● WHAT THE TASK ASKS: Output each line exactly as it appears, skipping any embedded picture.

● MATERIAL FOR THIS EXERCISE:
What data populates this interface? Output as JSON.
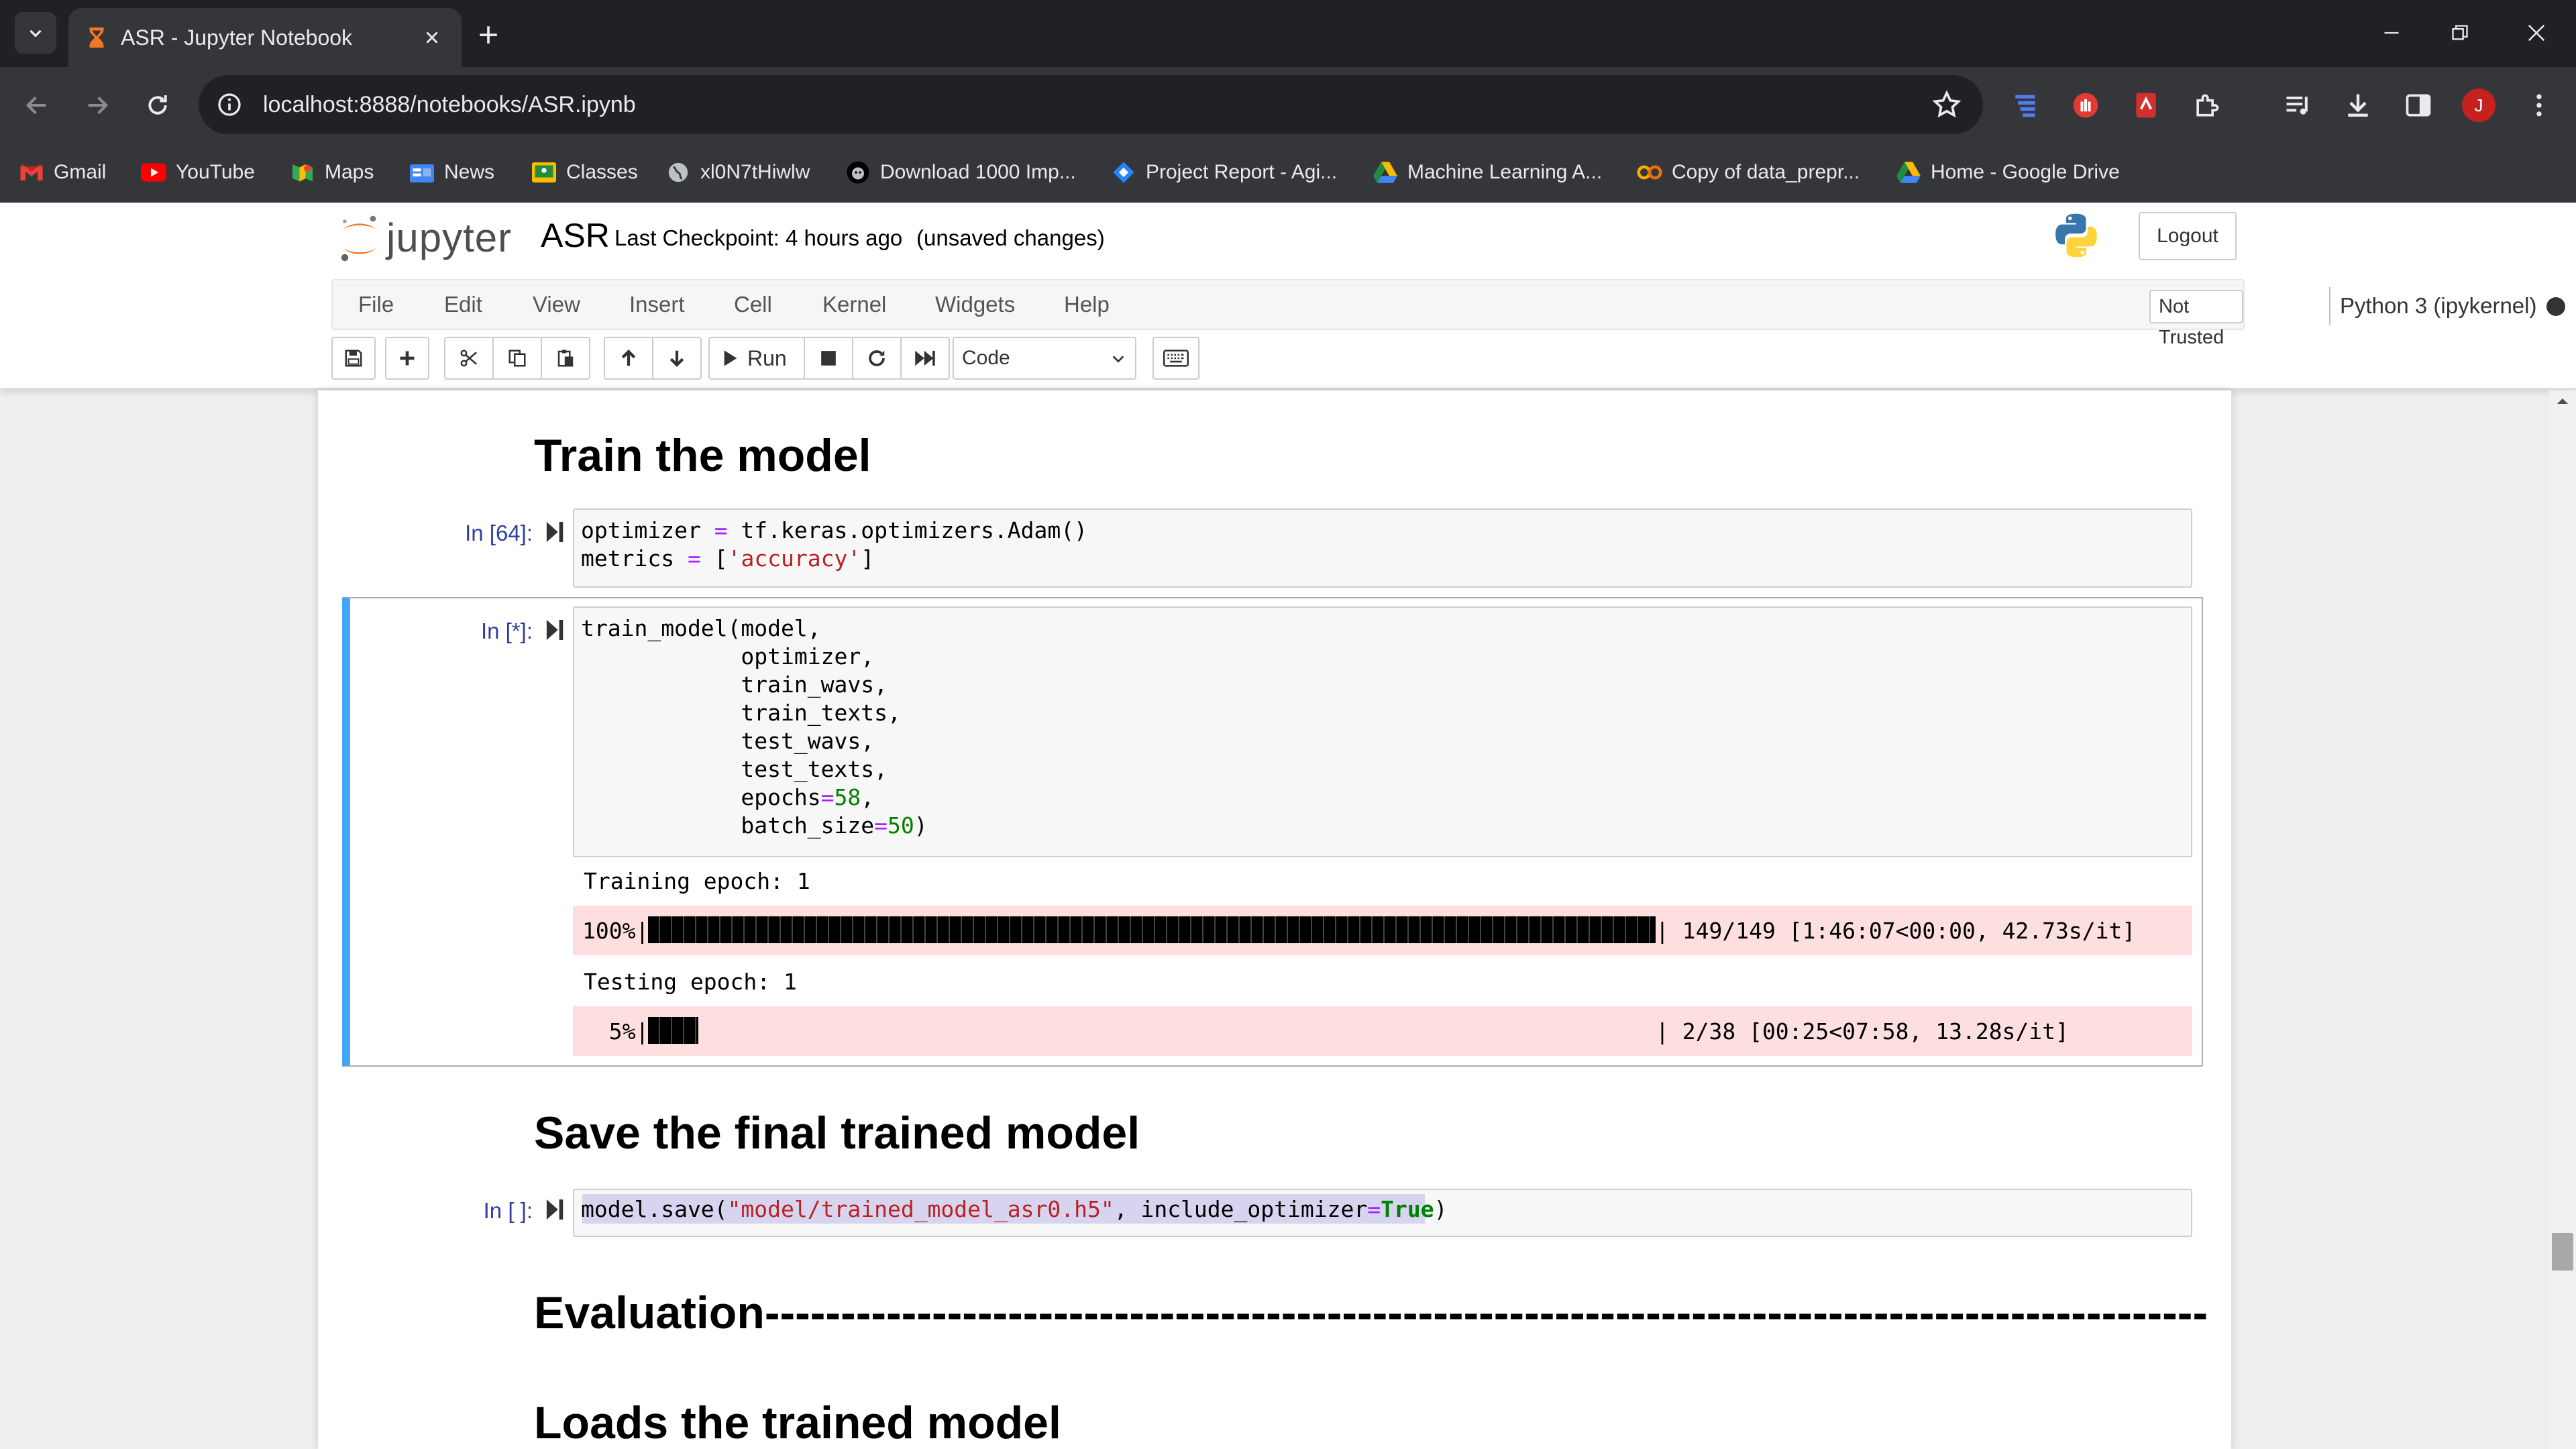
{
  "browser": {
    "tab_title": "ASR - Jupyter Notebook",
    "url": "localhost:8888/notebooks/ASR.ipynb",
    "bookmarks": [
      "Gmail",
      "YouTube",
      "Maps",
      "News",
      "Classes",
      "xl0N7tHiwlw",
      "Download 1000 Imp...",
      "Project Report - Agi...",
      "Machine Learning A...",
      "Copy of data_prepr...",
      "Home - Google Drive"
    ],
    "profile_initial": "J"
  },
  "jupyter": {
    "logo_text": "jupyter",
    "notebook_name": "ASR",
    "checkpoint": "Last Checkpoint: 4 hours ago",
    "status": "(unsaved changes)",
    "logout": "Logout",
    "menus": [
      "File",
      "Edit",
      "View",
      "Insert",
      "Cell",
      "Kernel",
      "Widgets",
      "Help"
    ],
    "trust": "Not Trusted",
    "kernel": "Python 3 (ipykernel)",
    "run_label": "Run",
    "cell_type": "Code"
  },
  "cells": {
    "h_train": "Train the model",
    "c1_prompt": "In [64]:",
    "c1_line1_a": "optimizer ",
    "c1_line1_op": "=",
    "c1_line1_b": " tf.keras.optimizers.Adam()",
    "c1_line2_a": "metrics ",
    "c1_line2_op": "=",
    "c1_line2_b": " [",
    "c1_line2_str": "'accuracy'",
    "c1_line2_c": "]",
    "c2_prompt": "In [*]:",
    "c2_l1": "train_model(model,",
    "c2_l2": "            optimizer,",
    "c2_l3": "            train_wavs,",
    "c2_l4": "            train_texts,",
    "c2_l5": "            test_wavs,",
    "c2_l6": "            test_texts,",
    "c2_l7_a": "            epochs",
    "c2_l7_op": "=",
    "c2_l7_num": "58",
    "c2_l7_b": ",",
    "c2_l8_a": "            batch_size",
    "c2_l8_op": "=",
    "c2_l8_num": "50",
    "c2_l8_b": ")",
    "out_train_epoch": "Training epoch: 1",
    "pbar1_pct": "100%|",
    "pbar1_stats": "| 149/149 [1:46:07<00:00, 42.73s/it]",
    "pbar1_fraction": 1.0,
    "out_test_epoch": "Testing epoch: 1",
    "pbar2_pct": "  5%|",
    "pbar2_stats": "| 2/38 [00:25<07:58, 13.28s/it]",
    "pbar2_fraction": 0.05,
    "h_save": "Save the final trained model",
    "c3_prompt": "In [ ]:",
    "c3_a": "model.save(",
    "c3_str": "\"model/trained_model_asr0.h5\"",
    "c3_b": ", include_optimizer",
    "c3_op": "=",
    "c3_true": "True",
    "c3_c": ")",
    "h_eval": "Evaluation-----------------------------------------------------------------------------------------------",
    "h_load": "Loads the trained model"
  },
  "colors": {
    "selected_border": "#42a5f5",
    "stderr_bg": "#fddfdf",
    "prompt_in": "#303f9f"
  }
}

● EXERCISE RESPONSE:
What data populates this interface? Output as JSON.
{
  "browser": {
    "tab_title": "ASR - Jupyter Notebook",
    "url": "localhost:8888/notebooks/ASR.ipynb",
    "bookmarks": [
      "Gmail",
      "YouTube",
      "Maps",
      "News",
      "Classes",
      "xl0N7tHiwlw",
      "Download 1000 Imp...",
      "Project Report - Agi...",
      "Machine Learning A...",
      "Copy of data_prepr...",
      "Home - Google Drive"
    ],
    "profile_initial": "J"
  },
  "jupyter": {
    "logo_text": "jupyter",
    "notebook_name": "ASR",
    "checkpoint": "Last Checkpoint: 4 hours ago",
    "status": "(unsaved changes)",
    "logout": "Logout",
    "menus": [
      "File",
      "Edit",
      "View",
      "Insert",
      "Cell",
      "Kernel",
      "Widgets",
      "Help"
    ],
    "trust": "Not Trusted",
    "kernel": "Python 3 (ipykernel)",
    "run_label": "Run",
    "cell_type": "Code"
  },
  "cells": {
    "h_train": "Train the model",
    "c1_prompt": "In [64]:",
    "c1_line1_a": "optimizer ",
    "c1_line1_op": "=",
    "c1_line1_b": " tf.keras.optimizers.Adam()",
    "c1_line2_a": "metrics ",
    "c1_line2_op": "=",
    "c1_line2_b": " [",
    "c1_line2_str": "'accuracy'",
    "c1_line2_c": "]",
    "c2_prompt": "In [*]:",
    "c2_l1": "train_model(model,",
    "c2_l2": "            optimizer,",
    "c2_l3": "            train_wavs,",
    "c2_l4": "            train_texts,",
    "c2_l5": "            test_wavs,",
    "c2_l6": "            test_texts,",
    "c2_l7_a": "            epochs",
    "c2_l7_op": "=",
    "c2_l7_num": "58",
    "c2_l7_b": ",",
    "c2_l8_a": "            batch_size",
    "c2_l8_op": "=",
    "c2_l8_num": "50",
    "c2_l8_b": ")",
    "out_train_epoch": "Training epoch: 1",
    "pbar1_pct": "100%|",
    "pbar1_stats": "| 149/149 [1:46:07<00:00, 42.73s/it]",
    "pbar1_fraction": 1.0,
    "out_test_epoch": "Testing epoch: 1",
    "pbar2_pct": "  5%|",
    "pbar2_stats": "| 2/38 [00:25<07:58, 13.28s/it]",
    "pbar2_fraction": 0.05,
    "h_save": "Save the final trained model",
    "c3_prompt": "In [ ]:",
    "c3_a": "model.save(",
    "c3_str": "\"model/trained_model_asr0.h5\"",
    "c3_b": ", include_optimizer",
    "c3_op": "=",
    "c3_true": "True",
    "c3_c": ")",
    "h_eval": "Evaluation-----------------------------------------------------------------------------------------------",
    "h_load": "Loads the trained model"
  },
  "colors": {
    "selected_border": "#42a5f5",
    "stderr_bg": "#fddfdf",
    "prompt_in": "#303f9f"
  }
}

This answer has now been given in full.